Stated exercise: Write out every entry exactly as given, but omit the pictures.

Input data:
----------
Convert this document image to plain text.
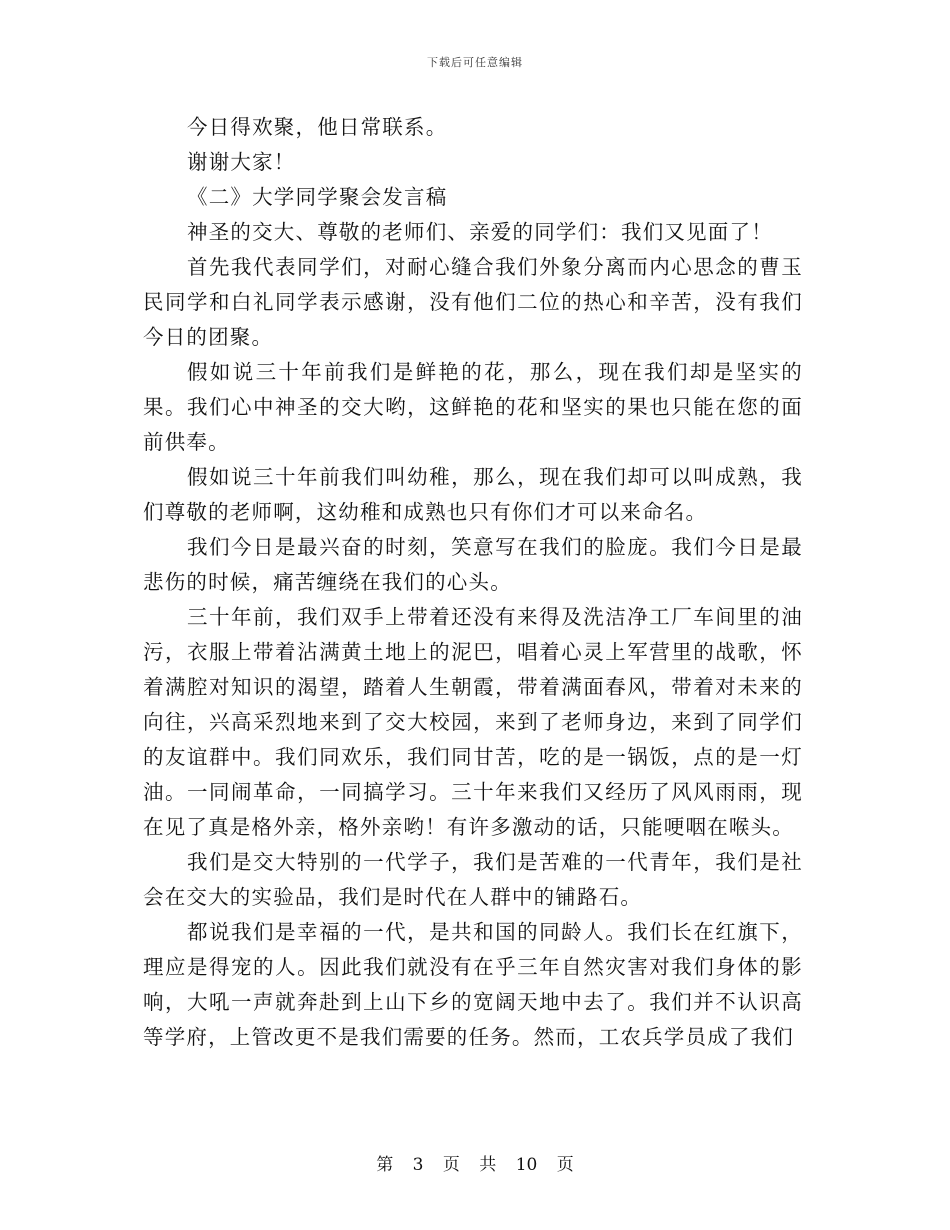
下载后可任意编辑

今日得欢聚，他日常联系。

谢谢大家！

《二》大学同学聚会发言稿

神圣的交大、尊敬的老师们、亲爱的同学们：我们又见面了！

首先我代表同学们，对耐心缝合我们外象分离而内心思念的曹玉民同学和白礼同学表示感谢，没有他们二位的热心和辛苦，没有我们今日的团聚。

假如说三十年前我们是鲜艳的花，那么，现在我们却是坚实的果。我们心中神圣的交大哟，这鲜艳的花和坚实的果也只能在您的面前供奉。

假如说三十年前我们叫幼稚，那么，现在我们却可以叫成熟，我们尊敬的老师啊，这幼稚和成熟也只有你们才可以来命名。

我们今日是最兴奋的时刻，笑意写在我们的脸庞。我们今日是最悲伤的时候，痛苦缠绕在我们的心头。

三十年前，我们双手上带着还没有来得及洗洁净工厂车间里的油污，衣服上带着沾满黄土地上的泥巴，唱着心灵上军营里的战歌，怀着满腔对知识的渴望，踏着人生朝霞，带着满面春风，带着对未来的向往，兴高采烈地来到了交大校园，来到了老师身边，来到了同学们的友谊群中。我们同欢乐，我们同甘苦，吃的是一锅饭，点的是一灯油。一同闹革命，一同搞学习。三十年来我们又经历了风风雨雨，现在见了真是格外亲，格外亲哟！有许多激动的话，只能哽咽在喉头。

我们是交大特别的一代学子，我们是苦难的一代青年，我们是社会在交大的实验品，我们是时代在人群中的铺路石。

都说我们是幸福的一代，是共和国的同龄人。我们长在红旗下，理应是得宠的人。因此我们就没有在乎三年自然灾害对我们身体的影响，大吼一声就奔赴到上山下乡的宽阔天地中去了。我们并不认识高等学府，上管改更不是我们需要的任务。然而，工农兵学员成了我们

第 3 页 共 10 页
----------
Reply:
Convert this document image to plain text.
下载后可任意编辑

今日得欢聚，他日常联系。

谢谢大家！

《二》大学同学聚会发言稿

神圣的交大、尊敬的老师们、亲爱的同学们：我们又见面了！

首先我代表同学们，对耐心缝合我们外象分离而内心思念的曹玉民同学和白礼同学表示感谢，没有他们二位的热心和辛苦，没有我们今日的团聚。

假如说三十年前我们是鲜艳的花，那么，现在我们却是坚实的果。我们心中神圣的交大哟，这鲜艳的花和坚实的果也只能在您的面前供奉。

假如说三十年前我们叫幼稚，那么，现在我们却可以叫成熟，我们尊敬的老师啊，这幼稚和成熟也只有你们才可以来命名。

我们今日是最兴奋的时刻，笑意写在我们的脸庞。我们今日是最悲伤的时候，痛苦缠绕在我们的心头。

三十年前，我们双手上带着还没有来得及洗洁净工厂车间里的油污，衣服上带着沾满黄土地上的泥巴，唱着心灵上军营里的战歌，怀着满腔对知识的渴望，踏着人生朝霞，带着满面春风，带着对未来的向往，兴高采烈地来到了交大校园，来到了老师身边，来到了同学们的友谊群中。我们同欢乐，我们同甘苦，吃的是一锅饭，点的是一灯油。一同闹革命，一同搞学习。三十年来我们又经历了风风雨雨，现在见了真是格外亲，格外亲哟！有许多激动的话，只能哽咽在喉头。

我们是交大特别的一代学子，我们是苦难的一代青年，我们是社会在交大的实验品，我们是时代在人群中的铺路石。

都说我们是幸福的一代，是共和国的同龄人。我们长在红旗下，理应是得宠的人。因此我们就没有在乎三年自然灾害对我们身体的影响，大吼一声就奔赴到上山下乡的宽阔天地中去了。我们并不认识高等学府，上管改更不是我们需要的任务。然而，工农兵学员成了我们

第 3 页 共 10 页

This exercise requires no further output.